(Request)
Output, character for character, the rows running from the one with "b-x-tick-label: 20 bbox=[530, 257, 547, 274]" to the one with "label-part: (log10 CFU/g) bbox=[287, 50, 304, 148]", including both of those rows.

begin Dataset rows

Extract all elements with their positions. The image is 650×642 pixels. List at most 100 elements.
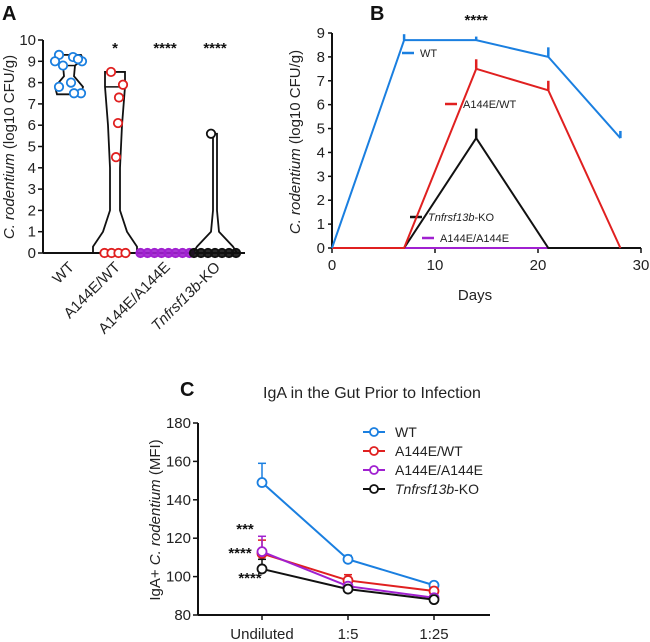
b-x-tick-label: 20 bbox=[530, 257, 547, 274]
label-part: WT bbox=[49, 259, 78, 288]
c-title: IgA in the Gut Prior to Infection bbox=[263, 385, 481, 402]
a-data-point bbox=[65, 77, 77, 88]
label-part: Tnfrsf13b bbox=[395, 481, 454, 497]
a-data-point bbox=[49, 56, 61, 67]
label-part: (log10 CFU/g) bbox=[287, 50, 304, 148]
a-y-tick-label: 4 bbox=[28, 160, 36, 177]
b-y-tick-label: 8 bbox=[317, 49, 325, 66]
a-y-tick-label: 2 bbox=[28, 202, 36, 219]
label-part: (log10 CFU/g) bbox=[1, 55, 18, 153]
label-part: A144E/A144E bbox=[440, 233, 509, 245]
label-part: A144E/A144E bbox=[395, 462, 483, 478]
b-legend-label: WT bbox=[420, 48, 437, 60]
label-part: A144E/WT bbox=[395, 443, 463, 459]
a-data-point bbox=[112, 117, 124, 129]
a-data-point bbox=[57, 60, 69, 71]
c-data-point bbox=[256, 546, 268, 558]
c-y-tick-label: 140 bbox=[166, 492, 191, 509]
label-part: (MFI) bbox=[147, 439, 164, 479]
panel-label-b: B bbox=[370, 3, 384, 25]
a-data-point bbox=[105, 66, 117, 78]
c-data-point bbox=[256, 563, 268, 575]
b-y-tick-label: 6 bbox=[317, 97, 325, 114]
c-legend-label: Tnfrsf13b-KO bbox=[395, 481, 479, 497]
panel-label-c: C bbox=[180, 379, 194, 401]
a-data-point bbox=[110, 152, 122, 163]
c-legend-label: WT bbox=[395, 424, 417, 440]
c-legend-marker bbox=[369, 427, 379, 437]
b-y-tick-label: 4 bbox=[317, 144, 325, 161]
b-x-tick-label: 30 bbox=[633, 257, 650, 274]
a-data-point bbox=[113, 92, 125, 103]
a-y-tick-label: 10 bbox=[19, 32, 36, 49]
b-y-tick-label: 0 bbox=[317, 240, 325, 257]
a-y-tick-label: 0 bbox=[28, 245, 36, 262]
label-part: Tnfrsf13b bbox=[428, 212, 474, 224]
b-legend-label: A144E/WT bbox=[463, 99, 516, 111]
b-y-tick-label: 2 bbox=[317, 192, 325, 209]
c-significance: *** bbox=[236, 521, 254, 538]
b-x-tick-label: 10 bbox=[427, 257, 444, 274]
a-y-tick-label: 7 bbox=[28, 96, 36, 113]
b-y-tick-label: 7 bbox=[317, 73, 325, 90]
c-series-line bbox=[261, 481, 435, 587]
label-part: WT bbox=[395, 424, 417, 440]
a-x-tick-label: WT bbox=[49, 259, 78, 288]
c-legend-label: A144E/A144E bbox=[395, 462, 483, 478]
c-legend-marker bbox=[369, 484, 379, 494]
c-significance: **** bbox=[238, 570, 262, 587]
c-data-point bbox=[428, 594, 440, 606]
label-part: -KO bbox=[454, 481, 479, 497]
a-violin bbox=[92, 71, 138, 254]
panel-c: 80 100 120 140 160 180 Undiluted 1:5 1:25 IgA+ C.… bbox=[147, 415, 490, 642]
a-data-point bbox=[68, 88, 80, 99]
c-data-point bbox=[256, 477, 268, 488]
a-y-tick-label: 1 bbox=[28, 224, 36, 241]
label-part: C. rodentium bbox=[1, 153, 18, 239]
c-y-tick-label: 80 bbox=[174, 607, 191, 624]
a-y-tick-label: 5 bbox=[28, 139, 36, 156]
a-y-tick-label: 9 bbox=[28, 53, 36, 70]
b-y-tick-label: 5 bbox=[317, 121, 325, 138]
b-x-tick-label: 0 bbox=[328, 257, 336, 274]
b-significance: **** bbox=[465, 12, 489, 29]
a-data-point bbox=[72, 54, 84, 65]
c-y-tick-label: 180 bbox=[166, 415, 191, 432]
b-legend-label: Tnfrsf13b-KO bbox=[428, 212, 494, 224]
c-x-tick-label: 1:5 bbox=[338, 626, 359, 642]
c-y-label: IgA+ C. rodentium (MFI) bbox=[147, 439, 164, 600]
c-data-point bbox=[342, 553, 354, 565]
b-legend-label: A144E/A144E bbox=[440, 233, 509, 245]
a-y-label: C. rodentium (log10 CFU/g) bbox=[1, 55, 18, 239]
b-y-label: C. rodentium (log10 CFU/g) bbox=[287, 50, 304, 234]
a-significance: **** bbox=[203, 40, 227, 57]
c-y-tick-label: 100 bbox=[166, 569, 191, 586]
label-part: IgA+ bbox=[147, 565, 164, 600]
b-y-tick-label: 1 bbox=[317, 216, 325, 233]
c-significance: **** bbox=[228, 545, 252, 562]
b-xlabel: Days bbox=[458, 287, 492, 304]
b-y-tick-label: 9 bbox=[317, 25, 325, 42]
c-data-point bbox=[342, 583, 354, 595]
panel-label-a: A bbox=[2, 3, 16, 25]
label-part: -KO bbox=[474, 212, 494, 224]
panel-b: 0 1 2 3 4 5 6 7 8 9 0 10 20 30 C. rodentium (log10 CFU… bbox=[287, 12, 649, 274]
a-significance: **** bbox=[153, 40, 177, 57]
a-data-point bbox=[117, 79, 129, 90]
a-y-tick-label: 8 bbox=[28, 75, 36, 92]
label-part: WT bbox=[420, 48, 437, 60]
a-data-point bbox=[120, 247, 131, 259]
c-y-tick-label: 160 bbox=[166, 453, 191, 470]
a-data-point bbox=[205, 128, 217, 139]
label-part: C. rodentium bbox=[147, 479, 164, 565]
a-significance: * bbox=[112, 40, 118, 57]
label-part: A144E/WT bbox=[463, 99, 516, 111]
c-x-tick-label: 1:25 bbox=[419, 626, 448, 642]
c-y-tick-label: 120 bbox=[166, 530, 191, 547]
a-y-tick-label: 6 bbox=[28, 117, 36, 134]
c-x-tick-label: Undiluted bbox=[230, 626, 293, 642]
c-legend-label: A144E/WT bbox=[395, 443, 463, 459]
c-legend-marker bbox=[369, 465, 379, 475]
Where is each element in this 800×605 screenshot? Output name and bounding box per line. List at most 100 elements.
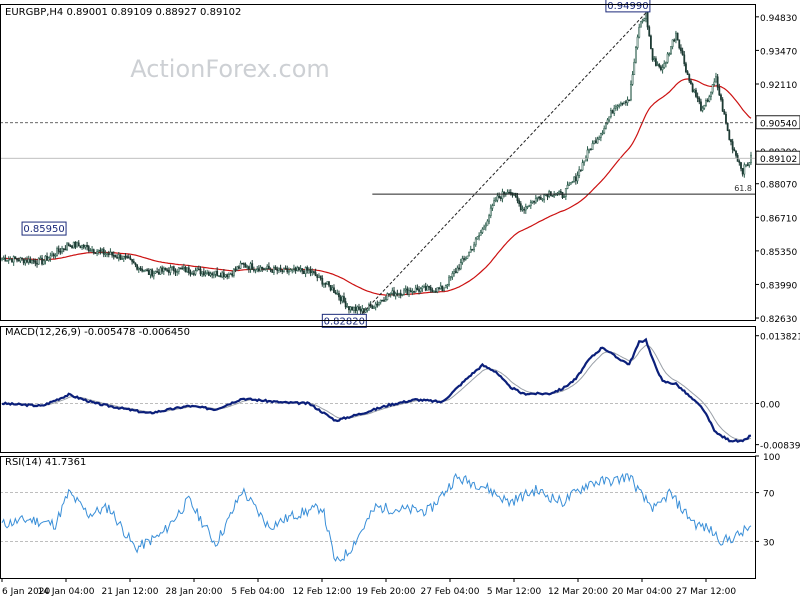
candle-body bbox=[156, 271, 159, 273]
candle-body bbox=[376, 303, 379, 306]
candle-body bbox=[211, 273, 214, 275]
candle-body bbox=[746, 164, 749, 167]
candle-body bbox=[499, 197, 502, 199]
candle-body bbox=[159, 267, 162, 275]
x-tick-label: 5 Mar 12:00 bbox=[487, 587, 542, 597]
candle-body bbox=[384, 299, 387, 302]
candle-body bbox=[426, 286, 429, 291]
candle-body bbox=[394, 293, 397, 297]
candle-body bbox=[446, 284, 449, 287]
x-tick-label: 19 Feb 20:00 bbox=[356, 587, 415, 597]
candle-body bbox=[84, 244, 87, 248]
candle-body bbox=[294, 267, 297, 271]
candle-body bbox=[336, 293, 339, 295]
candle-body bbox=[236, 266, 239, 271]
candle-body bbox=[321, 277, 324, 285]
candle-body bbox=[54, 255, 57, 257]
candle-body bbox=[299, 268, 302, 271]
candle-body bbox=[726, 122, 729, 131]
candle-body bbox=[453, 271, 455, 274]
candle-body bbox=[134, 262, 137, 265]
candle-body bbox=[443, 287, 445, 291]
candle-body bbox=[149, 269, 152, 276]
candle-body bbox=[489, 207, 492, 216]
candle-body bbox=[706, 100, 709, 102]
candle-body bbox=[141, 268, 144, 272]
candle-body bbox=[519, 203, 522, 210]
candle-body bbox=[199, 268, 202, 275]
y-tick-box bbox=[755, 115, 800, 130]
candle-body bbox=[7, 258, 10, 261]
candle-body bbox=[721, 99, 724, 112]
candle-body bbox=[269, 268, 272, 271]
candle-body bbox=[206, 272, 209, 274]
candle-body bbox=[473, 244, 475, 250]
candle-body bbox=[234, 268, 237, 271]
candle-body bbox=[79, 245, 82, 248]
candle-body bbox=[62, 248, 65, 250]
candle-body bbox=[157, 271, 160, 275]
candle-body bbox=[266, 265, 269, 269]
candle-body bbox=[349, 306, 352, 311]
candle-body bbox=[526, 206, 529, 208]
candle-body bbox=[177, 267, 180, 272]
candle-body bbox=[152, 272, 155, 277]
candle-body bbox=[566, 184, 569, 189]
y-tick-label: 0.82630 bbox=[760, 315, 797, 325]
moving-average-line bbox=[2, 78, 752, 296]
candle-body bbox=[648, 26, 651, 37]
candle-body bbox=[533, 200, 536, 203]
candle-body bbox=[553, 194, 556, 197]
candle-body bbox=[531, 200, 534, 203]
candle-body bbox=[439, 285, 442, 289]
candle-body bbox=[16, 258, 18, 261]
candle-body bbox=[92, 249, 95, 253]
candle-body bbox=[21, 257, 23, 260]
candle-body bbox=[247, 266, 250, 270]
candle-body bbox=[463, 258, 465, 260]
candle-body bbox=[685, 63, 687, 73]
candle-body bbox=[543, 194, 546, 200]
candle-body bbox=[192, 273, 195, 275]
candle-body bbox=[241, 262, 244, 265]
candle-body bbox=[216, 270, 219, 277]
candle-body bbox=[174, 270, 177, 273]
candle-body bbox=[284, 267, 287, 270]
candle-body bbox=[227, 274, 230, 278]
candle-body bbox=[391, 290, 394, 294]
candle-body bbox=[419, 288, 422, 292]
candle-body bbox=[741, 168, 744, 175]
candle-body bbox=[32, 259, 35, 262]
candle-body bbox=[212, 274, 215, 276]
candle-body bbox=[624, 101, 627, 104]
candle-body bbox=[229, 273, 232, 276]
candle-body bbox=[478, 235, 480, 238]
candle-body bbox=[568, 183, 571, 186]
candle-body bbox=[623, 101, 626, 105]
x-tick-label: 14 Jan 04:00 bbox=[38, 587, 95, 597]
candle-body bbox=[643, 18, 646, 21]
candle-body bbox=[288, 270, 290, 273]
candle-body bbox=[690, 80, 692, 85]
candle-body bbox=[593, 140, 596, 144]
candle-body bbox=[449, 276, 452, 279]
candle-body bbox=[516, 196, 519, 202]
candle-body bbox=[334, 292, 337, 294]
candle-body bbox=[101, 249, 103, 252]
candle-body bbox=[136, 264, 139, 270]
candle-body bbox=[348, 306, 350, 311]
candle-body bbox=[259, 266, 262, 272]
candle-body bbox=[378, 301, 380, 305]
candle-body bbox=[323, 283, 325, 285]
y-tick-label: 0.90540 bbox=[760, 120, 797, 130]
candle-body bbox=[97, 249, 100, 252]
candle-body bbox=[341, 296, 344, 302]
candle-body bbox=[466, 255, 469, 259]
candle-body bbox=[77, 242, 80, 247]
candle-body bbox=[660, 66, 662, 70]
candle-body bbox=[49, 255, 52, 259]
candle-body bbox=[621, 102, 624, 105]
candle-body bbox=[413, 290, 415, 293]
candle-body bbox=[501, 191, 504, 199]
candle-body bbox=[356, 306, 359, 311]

end Dataset rows

(Response)
b-x-tick-label: 20 bbox=[530, 257, 547, 274]
label-part: WT bbox=[49, 259, 78, 288]
c-title: IgA in the Gut Prior to Infection bbox=[263, 385, 481, 402]
a-data-point bbox=[65, 77, 77, 88]
label-part: Tnfrsf13b bbox=[395, 481, 454, 497]
a-data-point bbox=[49, 56, 61, 67]
label-part: (log10 CFU/g) bbox=[287, 50, 304, 148]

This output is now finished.